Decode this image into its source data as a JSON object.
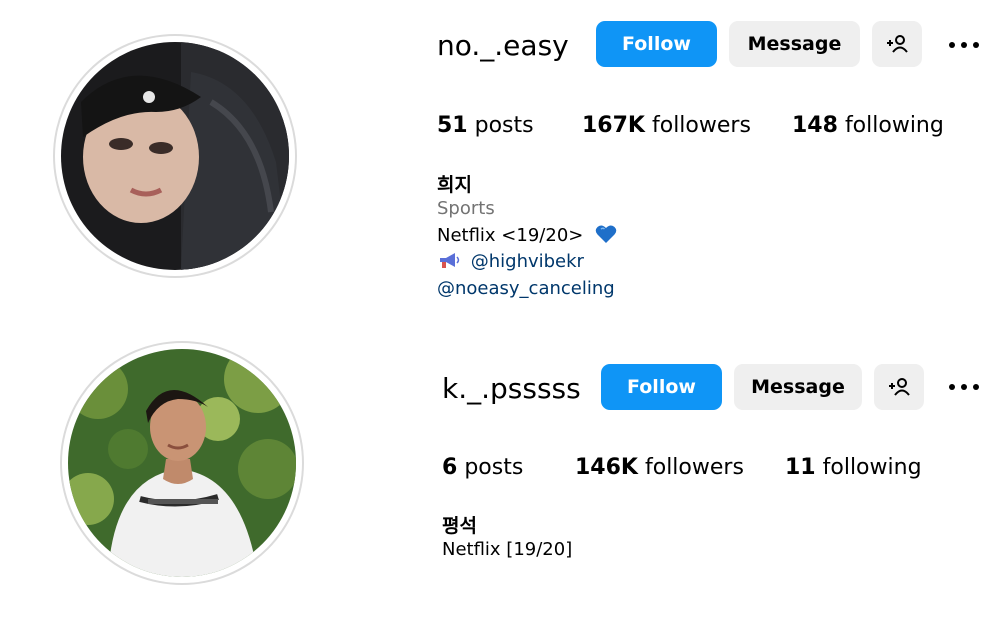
{
  "profiles": [
    {
      "username": "no._.easy",
      "follow_label": "Follow",
      "message_label": "Message",
      "add_user_icon": "person-plus-icon",
      "more_icon": "more-dots-icon",
      "posts_count": "51",
      "posts_label": "posts",
      "followers_count": "167K",
      "followers_label": "followers",
      "following_count": "148",
      "following_label": "following",
      "full_name": "희지",
      "category": "Sports",
      "bio_line1": "Netflix <19/20>",
      "bio_emoji": "blue-heart-icon",
      "megaphone_icon": "megaphone-icon",
      "bio_link1": "@highvibekr",
      "bio_link2": "@noeasy_canceling"
    },
    {
      "username": "k._.psssss",
      "follow_label": "Follow",
      "message_label": "Message",
      "add_user_icon": "person-plus-icon",
      "more_icon": "more-dots-icon",
      "posts_count": "6",
      "posts_label": "posts",
      "followers_count": "146K",
      "followers_label": "followers",
      "following_count": "11",
      "following_label": "following",
      "full_name": "평석",
      "bio_line1": "Netflix [19/20]"
    }
  ],
  "colors": {
    "follow_button": "#0f95f6",
    "secondary_button": "#efefef",
    "category_text": "#737373",
    "link_text": "#00376b",
    "avatar_ring": "#dbdbdb"
  }
}
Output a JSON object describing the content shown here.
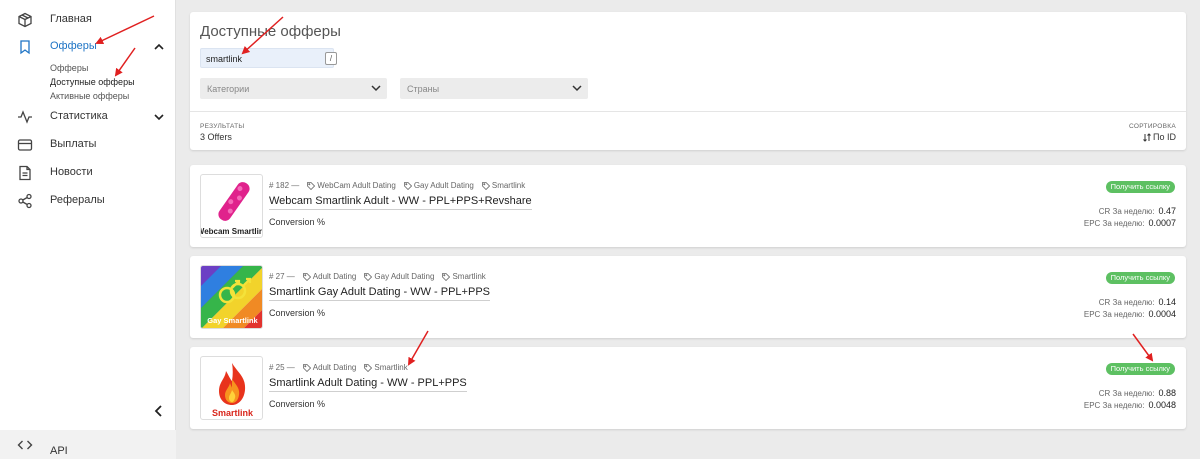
{
  "sidebar": {
    "items": [
      {
        "label": "Главная",
        "icon": "box-icon"
      },
      {
        "label": "Офферы",
        "icon": "bookmark-icon"
      },
      {
        "label": "Статистика",
        "icon": "activity-icon"
      },
      {
        "label": "Выплаты",
        "icon": "credit-card-icon"
      },
      {
        "label": "Новости",
        "icon": "document-icon"
      },
      {
        "label": "Рефералы",
        "icon": "share-icon"
      }
    ],
    "sub_items": [
      "Офферы",
      "Доступные офферы",
      "Активные офферы"
    ],
    "api_label": "API"
  },
  "filters": {
    "title": "Доступные офферы",
    "search_value": "smartlink",
    "search_shortcut": "/",
    "categories_placeholder": "Категории",
    "countries_placeholder": "Страны"
  },
  "results": {
    "label": "РЕЗУЛЬТАТЫ",
    "count": "3 Offers",
    "sort_label": "СОРТИРОВКА",
    "sort_value": "По ID"
  },
  "offers": [
    {
      "id_text": "# 182 —",
      "tags": [
        "WebCam Adult Dating",
        "Gay Adult Dating",
        "Smartlink"
      ],
      "title": "Webcam Smartlink Adult - WW - PPL+PPS+Revshare",
      "conversion": "Conversion %",
      "button": "Получить ссылку",
      "cr_label": "CR За неделю:",
      "cr_value": "0.47",
      "epc_label": "EPC За неделю:",
      "epc_value": "0.0007",
      "image_caption": "Webcam Smartlink"
    },
    {
      "id_text": "# 27 —",
      "tags": [
        "Adult Dating",
        "Gay Adult Dating",
        "Smartlink"
      ],
      "title": "Smartlink Gay Adult Dating - WW - PPL+PPS",
      "conversion": "Conversion %",
      "button": "Получить ссылку",
      "cr_label": "CR За неделю:",
      "cr_value": "0.14",
      "epc_label": "EPC За неделю:",
      "epc_value": "0.0004",
      "image_caption": "Gay Smartlink"
    },
    {
      "id_text": "# 25 —",
      "tags": [
        "Adult Dating",
        "Smartlink"
      ],
      "title": "Smartlink Adult Dating - WW - PPL+PPS",
      "conversion": "Conversion %",
      "button": "Получить ссылку",
      "cr_label": "CR За неделю:",
      "cr_value": "0.88",
      "epc_label": "EPC За неделю:",
      "epc_value": "0.0048",
      "image_caption": "Smartlink"
    }
  ],
  "colors": {
    "accent": "#1e74c5",
    "button_green": "#5dc062",
    "annotation_red": "#e02020"
  }
}
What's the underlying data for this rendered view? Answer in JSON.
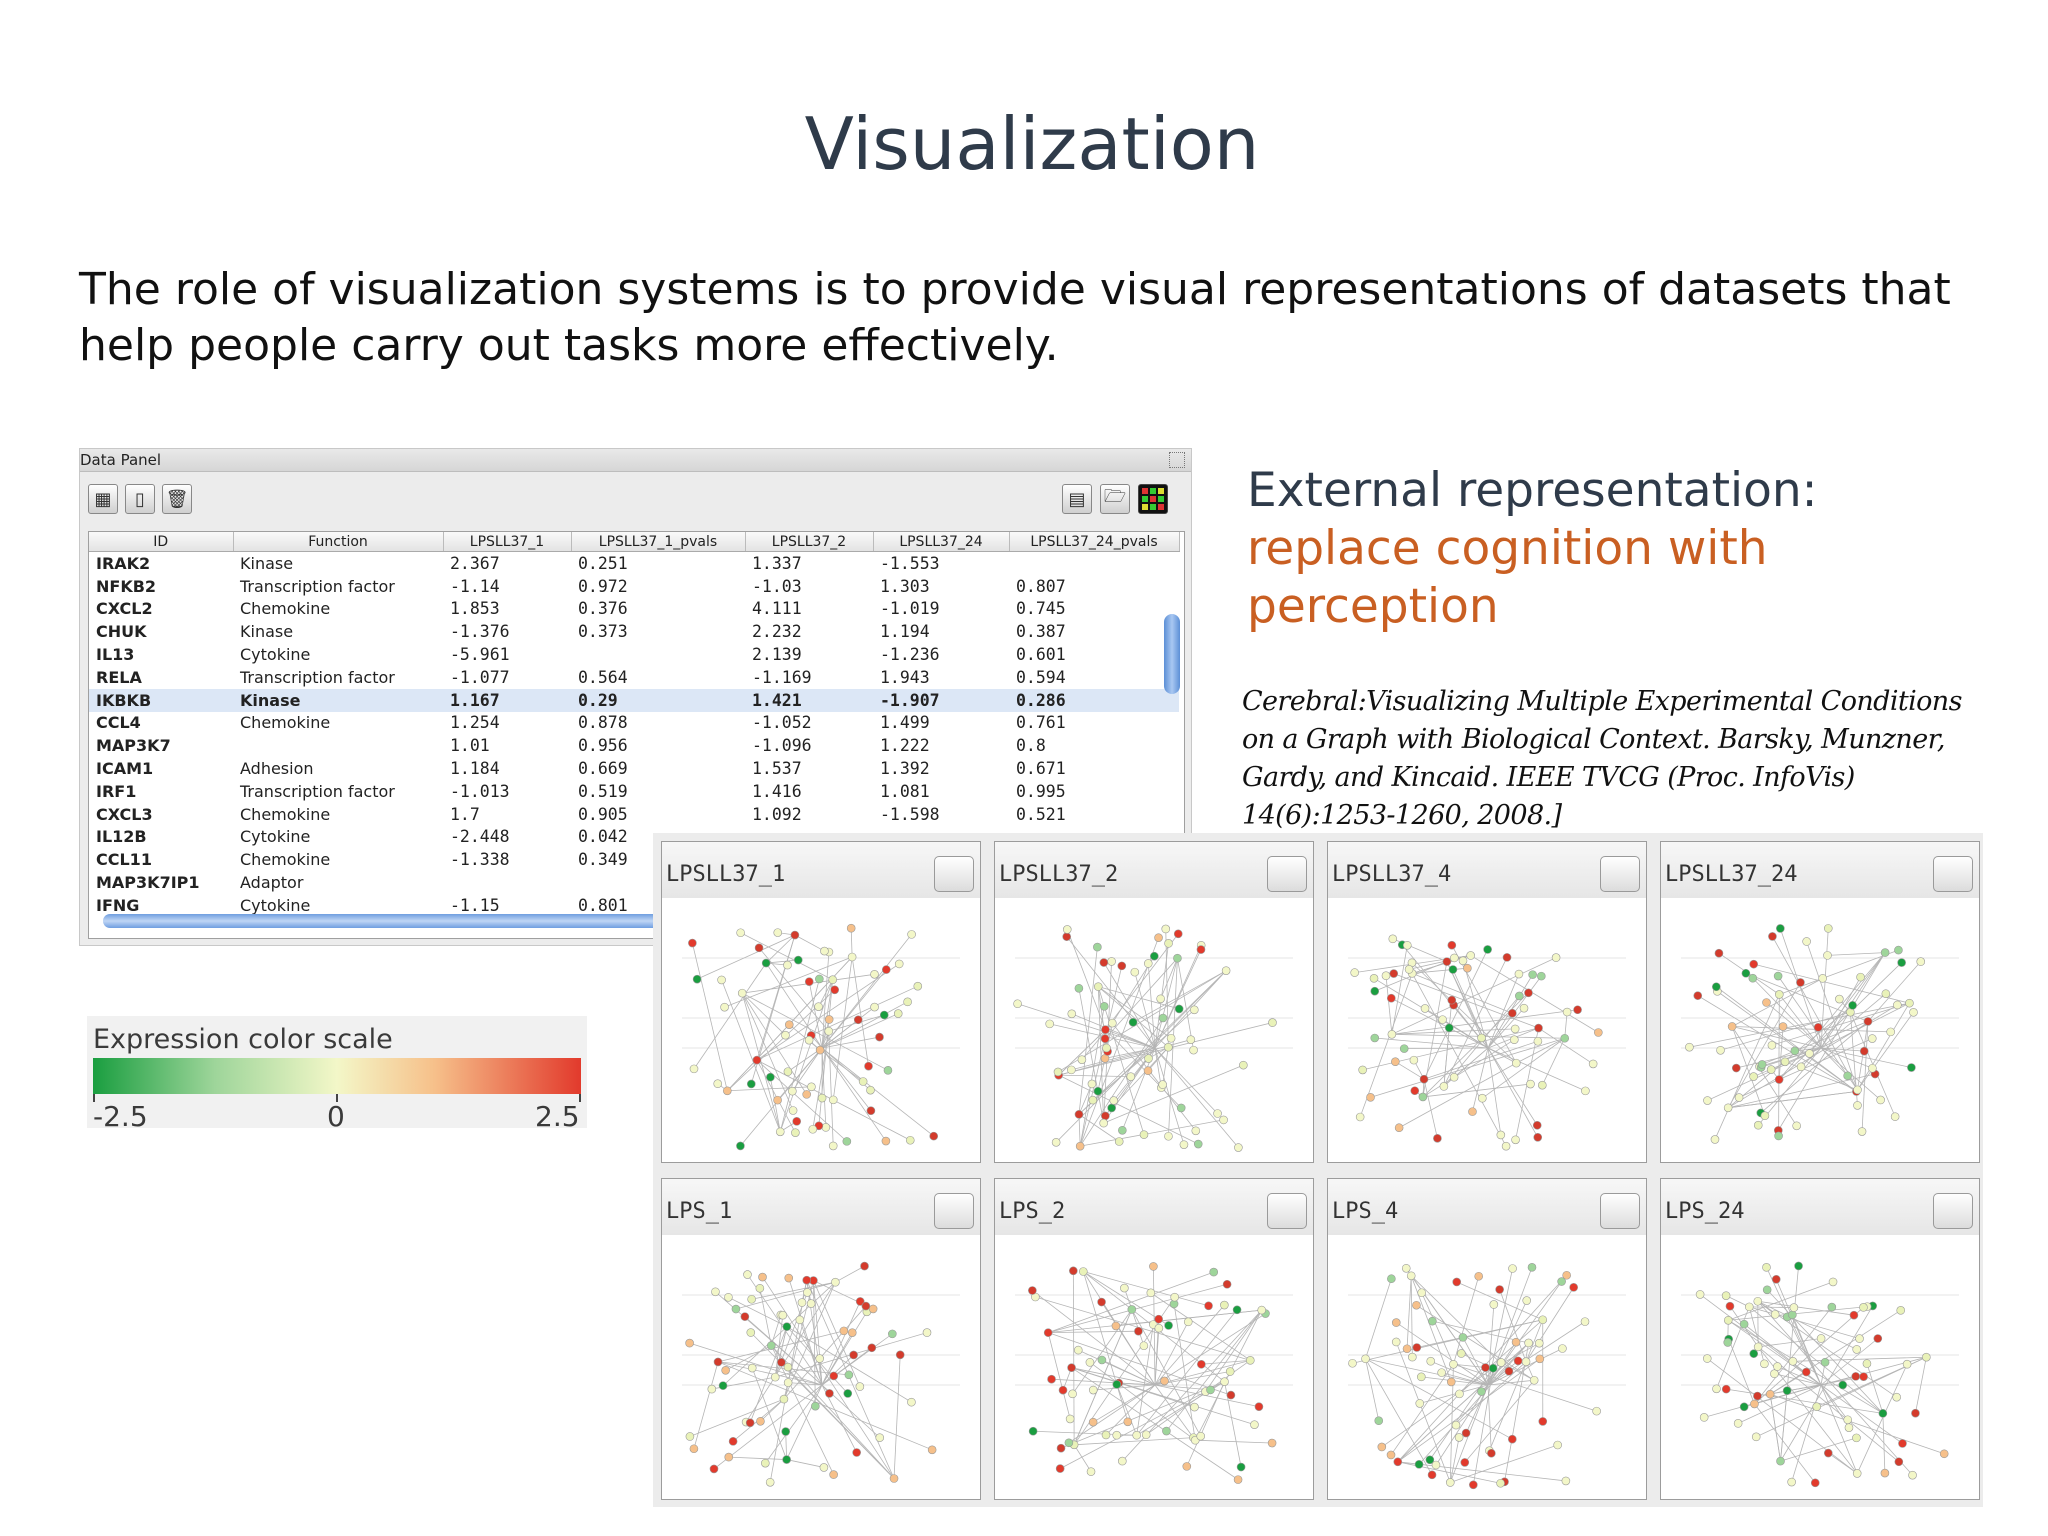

□ □ □ □

_Problem to work on_.
Scan the material above for the string "this" and return the lines that hold it.

_Problem solution_.
Decode this image into its source data as a JSON object.
What's the underlying data for this rendered view? Answer in JSON.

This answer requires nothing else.